Data items:
***
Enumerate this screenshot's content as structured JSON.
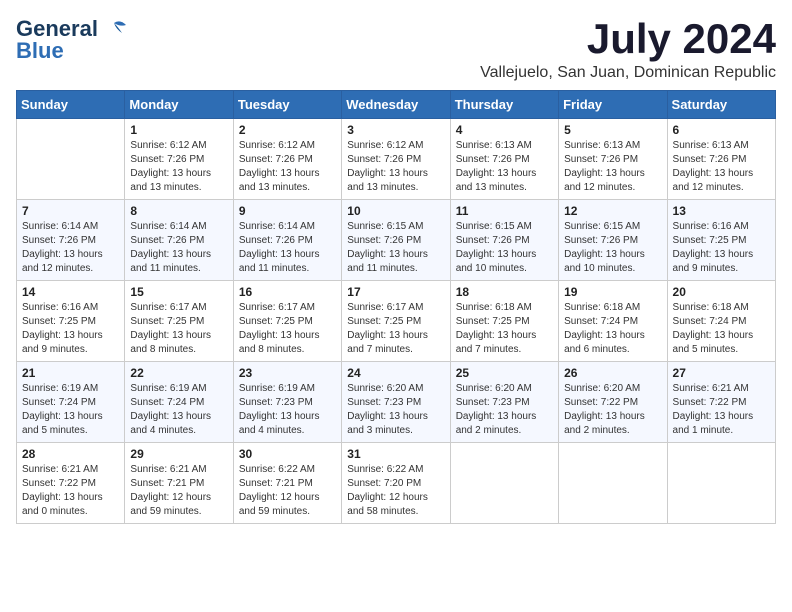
{
  "logo": {
    "line1": "General",
    "line2": "Blue"
  },
  "title": "July 2024",
  "location": "Vallejuelo, San Juan, Dominican Republic",
  "days_of_week": [
    "Sunday",
    "Monday",
    "Tuesday",
    "Wednesday",
    "Thursday",
    "Friday",
    "Saturday"
  ],
  "weeks": [
    [
      {
        "day": "",
        "sunrise": "",
        "sunset": "",
        "daylight": ""
      },
      {
        "day": "1",
        "sunrise": "Sunrise: 6:12 AM",
        "sunset": "Sunset: 7:26 PM",
        "daylight": "Daylight: 13 hours and 13 minutes."
      },
      {
        "day": "2",
        "sunrise": "Sunrise: 6:12 AM",
        "sunset": "Sunset: 7:26 PM",
        "daylight": "Daylight: 13 hours and 13 minutes."
      },
      {
        "day": "3",
        "sunrise": "Sunrise: 6:12 AM",
        "sunset": "Sunset: 7:26 PM",
        "daylight": "Daylight: 13 hours and 13 minutes."
      },
      {
        "day": "4",
        "sunrise": "Sunrise: 6:13 AM",
        "sunset": "Sunset: 7:26 PM",
        "daylight": "Daylight: 13 hours and 13 minutes."
      },
      {
        "day": "5",
        "sunrise": "Sunrise: 6:13 AM",
        "sunset": "Sunset: 7:26 PM",
        "daylight": "Daylight: 13 hours and 12 minutes."
      },
      {
        "day": "6",
        "sunrise": "Sunrise: 6:13 AM",
        "sunset": "Sunset: 7:26 PM",
        "daylight": "Daylight: 13 hours and 12 minutes."
      }
    ],
    [
      {
        "day": "7",
        "sunrise": "Sunrise: 6:14 AM",
        "sunset": "Sunset: 7:26 PM",
        "daylight": "Daylight: 13 hours and 12 minutes."
      },
      {
        "day": "8",
        "sunrise": "Sunrise: 6:14 AM",
        "sunset": "Sunset: 7:26 PM",
        "daylight": "Daylight: 13 hours and 11 minutes."
      },
      {
        "day": "9",
        "sunrise": "Sunrise: 6:14 AM",
        "sunset": "Sunset: 7:26 PM",
        "daylight": "Daylight: 13 hours and 11 minutes."
      },
      {
        "day": "10",
        "sunrise": "Sunrise: 6:15 AM",
        "sunset": "Sunset: 7:26 PM",
        "daylight": "Daylight: 13 hours and 11 minutes."
      },
      {
        "day": "11",
        "sunrise": "Sunrise: 6:15 AM",
        "sunset": "Sunset: 7:26 PM",
        "daylight": "Daylight: 13 hours and 10 minutes."
      },
      {
        "day": "12",
        "sunrise": "Sunrise: 6:15 AM",
        "sunset": "Sunset: 7:26 PM",
        "daylight": "Daylight: 13 hours and 10 minutes."
      },
      {
        "day": "13",
        "sunrise": "Sunrise: 6:16 AM",
        "sunset": "Sunset: 7:25 PM",
        "daylight": "Daylight: 13 hours and 9 minutes."
      }
    ],
    [
      {
        "day": "14",
        "sunrise": "Sunrise: 6:16 AM",
        "sunset": "Sunset: 7:25 PM",
        "daylight": "Daylight: 13 hours and 9 minutes."
      },
      {
        "day": "15",
        "sunrise": "Sunrise: 6:17 AM",
        "sunset": "Sunset: 7:25 PM",
        "daylight": "Daylight: 13 hours and 8 minutes."
      },
      {
        "day": "16",
        "sunrise": "Sunrise: 6:17 AM",
        "sunset": "Sunset: 7:25 PM",
        "daylight": "Daylight: 13 hours and 8 minutes."
      },
      {
        "day": "17",
        "sunrise": "Sunrise: 6:17 AM",
        "sunset": "Sunset: 7:25 PM",
        "daylight": "Daylight: 13 hours and 7 minutes."
      },
      {
        "day": "18",
        "sunrise": "Sunrise: 6:18 AM",
        "sunset": "Sunset: 7:25 PM",
        "daylight": "Daylight: 13 hours and 7 minutes."
      },
      {
        "day": "19",
        "sunrise": "Sunrise: 6:18 AM",
        "sunset": "Sunset: 7:24 PM",
        "daylight": "Daylight: 13 hours and 6 minutes."
      },
      {
        "day": "20",
        "sunrise": "Sunrise: 6:18 AM",
        "sunset": "Sunset: 7:24 PM",
        "daylight": "Daylight: 13 hours and 5 minutes."
      }
    ],
    [
      {
        "day": "21",
        "sunrise": "Sunrise: 6:19 AM",
        "sunset": "Sunset: 7:24 PM",
        "daylight": "Daylight: 13 hours and 5 minutes."
      },
      {
        "day": "22",
        "sunrise": "Sunrise: 6:19 AM",
        "sunset": "Sunset: 7:24 PM",
        "daylight": "Daylight: 13 hours and 4 minutes."
      },
      {
        "day": "23",
        "sunrise": "Sunrise: 6:19 AM",
        "sunset": "Sunset: 7:23 PM",
        "daylight": "Daylight: 13 hours and 4 minutes."
      },
      {
        "day": "24",
        "sunrise": "Sunrise: 6:20 AM",
        "sunset": "Sunset: 7:23 PM",
        "daylight": "Daylight: 13 hours and 3 minutes."
      },
      {
        "day": "25",
        "sunrise": "Sunrise: 6:20 AM",
        "sunset": "Sunset: 7:23 PM",
        "daylight": "Daylight: 13 hours and 2 minutes."
      },
      {
        "day": "26",
        "sunrise": "Sunrise: 6:20 AM",
        "sunset": "Sunset: 7:22 PM",
        "daylight": "Daylight: 13 hours and 2 minutes."
      },
      {
        "day": "27",
        "sunrise": "Sunrise: 6:21 AM",
        "sunset": "Sunset: 7:22 PM",
        "daylight": "Daylight: 13 hours and 1 minute."
      }
    ],
    [
      {
        "day": "28",
        "sunrise": "Sunrise: 6:21 AM",
        "sunset": "Sunset: 7:22 PM",
        "daylight": "Daylight: 13 hours and 0 minutes."
      },
      {
        "day": "29",
        "sunrise": "Sunrise: 6:21 AM",
        "sunset": "Sunset: 7:21 PM",
        "daylight": "Daylight: 12 hours and 59 minutes."
      },
      {
        "day": "30",
        "sunrise": "Sunrise: 6:22 AM",
        "sunset": "Sunset: 7:21 PM",
        "daylight": "Daylight: 12 hours and 59 minutes."
      },
      {
        "day": "31",
        "sunrise": "Sunrise: 6:22 AM",
        "sunset": "Sunset: 7:20 PM",
        "daylight": "Daylight: 12 hours and 58 minutes."
      },
      {
        "day": "",
        "sunrise": "",
        "sunset": "",
        "daylight": ""
      },
      {
        "day": "",
        "sunrise": "",
        "sunset": "",
        "daylight": ""
      },
      {
        "day": "",
        "sunrise": "",
        "sunset": "",
        "daylight": ""
      }
    ]
  ]
}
***
Pictures are not part of the copy; output everything else in the records exactly.

> _Output of the exercise_
Enumerate this screenshot's content as structured JSON.
{
  "logo": {
    "line1": "General",
    "line2": "Blue"
  },
  "title": "July 2024",
  "location": "Vallejuelo, San Juan, Dominican Republic",
  "days_of_week": [
    "Sunday",
    "Monday",
    "Tuesday",
    "Wednesday",
    "Thursday",
    "Friday",
    "Saturday"
  ],
  "weeks": [
    [
      {
        "day": "",
        "sunrise": "",
        "sunset": "",
        "daylight": ""
      },
      {
        "day": "1",
        "sunrise": "Sunrise: 6:12 AM",
        "sunset": "Sunset: 7:26 PM",
        "daylight": "Daylight: 13 hours and 13 minutes."
      },
      {
        "day": "2",
        "sunrise": "Sunrise: 6:12 AM",
        "sunset": "Sunset: 7:26 PM",
        "daylight": "Daylight: 13 hours and 13 minutes."
      },
      {
        "day": "3",
        "sunrise": "Sunrise: 6:12 AM",
        "sunset": "Sunset: 7:26 PM",
        "daylight": "Daylight: 13 hours and 13 minutes."
      },
      {
        "day": "4",
        "sunrise": "Sunrise: 6:13 AM",
        "sunset": "Sunset: 7:26 PM",
        "daylight": "Daylight: 13 hours and 13 minutes."
      },
      {
        "day": "5",
        "sunrise": "Sunrise: 6:13 AM",
        "sunset": "Sunset: 7:26 PM",
        "daylight": "Daylight: 13 hours and 12 minutes."
      },
      {
        "day": "6",
        "sunrise": "Sunrise: 6:13 AM",
        "sunset": "Sunset: 7:26 PM",
        "daylight": "Daylight: 13 hours and 12 minutes."
      }
    ],
    [
      {
        "day": "7",
        "sunrise": "Sunrise: 6:14 AM",
        "sunset": "Sunset: 7:26 PM",
        "daylight": "Daylight: 13 hours and 12 minutes."
      },
      {
        "day": "8",
        "sunrise": "Sunrise: 6:14 AM",
        "sunset": "Sunset: 7:26 PM",
        "daylight": "Daylight: 13 hours and 11 minutes."
      },
      {
        "day": "9",
        "sunrise": "Sunrise: 6:14 AM",
        "sunset": "Sunset: 7:26 PM",
        "daylight": "Daylight: 13 hours and 11 minutes."
      },
      {
        "day": "10",
        "sunrise": "Sunrise: 6:15 AM",
        "sunset": "Sunset: 7:26 PM",
        "daylight": "Daylight: 13 hours and 11 minutes."
      },
      {
        "day": "11",
        "sunrise": "Sunrise: 6:15 AM",
        "sunset": "Sunset: 7:26 PM",
        "daylight": "Daylight: 13 hours and 10 minutes."
      },
      {
        "day": "12",
        "sunrise": "Sunrise: 6:15 AM",
        "sunset": "Sunset: 7:26 PM",
        "daylight": "Daylight: 13 hours and 10 minutes."
      },
      {
        "day": "13",
        "sunrise": "Sunrise: 6:16 AM",
        "sunset": "Sunset: 7:25 PM",
        "daylight": "Daylight: 13 hours and 9 minutes."
      }
    ],
    [
      {
        "day": "14",
        "sunrise": "Sunrise: 6:16 AM",
        "sunset": "Sunset: 7:25 PM",
        "daylight": "Daylight: 13 hours and 9 minutes."
      },
      {
        "day": "15",
        "sunrise": "Sunrise: 6:17 AM",
        "sunset": "Sunset: 7:25 PM",
        "daylight": "Daylight: 13 hours and 8 minutes."
      },
      {
        "day": "16",
        "sunrise": "Sunrise: 6:17 AM",
        "sunset": "Sunset: 7:25 PM",
        "daylight": "Daylight: 13 hours and 8 minutes."
      },
      {
        "day": "17",
        "sunrise": "Sunrise: 6:17 AM",
        "sunset": "Sunset: 7:25 PM",
        "daylight": "Daylight: 13 hours and 7 minutes."
      },
      {
        "day": "18",
        "sunrise": "Sunrise: 6:18 AM",
        "sunset": "Sunset: 7:25 PM",
        "daylight": "Daylight: 13 hours and 7 minutes."
      },
      {
        "day": "19",
        "sunrise": "Sunrise: 6:18 AM",
        "sunset": "Sunset: 7:24 PM",
        "daylight": "Daylight: 13 hours and 6 minutes."
      },
      {
        "day": "20",
        "sunrise": "Sunrise: 6:18 AM",
        "sunset": "Sunset: 7:24 PM",
        "daylight": "Daylight: 13 hours and 5 minutes."
      }
    ],
    [
      {
        "day": "21",
        "sunrise": "Sunrise: 6:19 AM",
        "sunset": "Sunset: 7:24 PM",
        "daylight": "Daylight: 13 hours and 5 minutes."
      },
      {
        "day": "22",
        "sunrise": "Sunrise: 6:19 AM",
        "sunset": "Sunset: 7:24 PM",
        "daylight": "Daylight: 13 hours and 4 minutes."
      },
      {
        "day": "23",
        "sunrise": "Sunrise: 6:19 AM",
        "sunset": "Sunset: 7:23 PM",
        "daylight": "Daylight: 13 hours and 4 minutes."
      },
      {
        "day": "24",
        "sunrise": "Sunrise: 6:20 AM",
        "sunset": "Sunset: 7:23 PM",
        "daylight": "Daylight: 13 hours and 3 minutes."
      },
      {
        "day": "25",
        "sunrise": "Sunrise: 6:20 AM",
        "sunset": "Sunset: 7:23 PM",
        "daylight": "Daylight: 13 hours and 2 minutes."
      },
      {
        "day": "26",
        "sunrise": "Sunrise: 6:20 AM",
        "sunset": "Sunset: 7:22 PM",
        "daylight": "Daylight: 13 hours and 2 minutes."
      },
      {
        "day": "27",
        "sunrise": "Sunrise: 6:21 AM",
        "sunset": "Sunset: 7:22 PM",
        "daylight": "Daylight: 13 hours and 1 minute."
      }
    ],
    [
      {
        "day": "28",
        "sunrise": "Sunrise: 6:21 AM",
        "sunset": "Sunset: 7:22 PM",
        "daylight": "Daylight: 13 hours and 0 minutes."
      },
      {
        "day": "29",
        "sunrise": "Sunrise: 6:21 AM",
        "sunset": "Sunset: 7:21 PM",
        "daylight": "Daylight: 12 hours and 59 minutes."
      },
      {
        "day": "30",
        "sunrise": "Sunrise: 6:22 AM",
        "sunset": "Sunset: 7:21 PM",
        "daylight": "Daylight: 12 hours and 59 minutes."
      },
      {
        "day": "31",
        "sunrise": "Sunrise: 6:22 AM",
        "sunset": "Sunset: 7:20 PM",
        "daylight": "Daylight: 12 hours and 58 minutes."
      },
      {
        "day": "",
        "sunrise": "",
        "sunset": "",
        "daylight": ""
      },
      {
        "day": "",
        "sunrise": "",
        "sunset": "",
        "daylight": ""
      },
      {
        "day": "",
        "sunrise": "",
        "sunset": "",
        "daylight": ""
      }
    ]
  ]
}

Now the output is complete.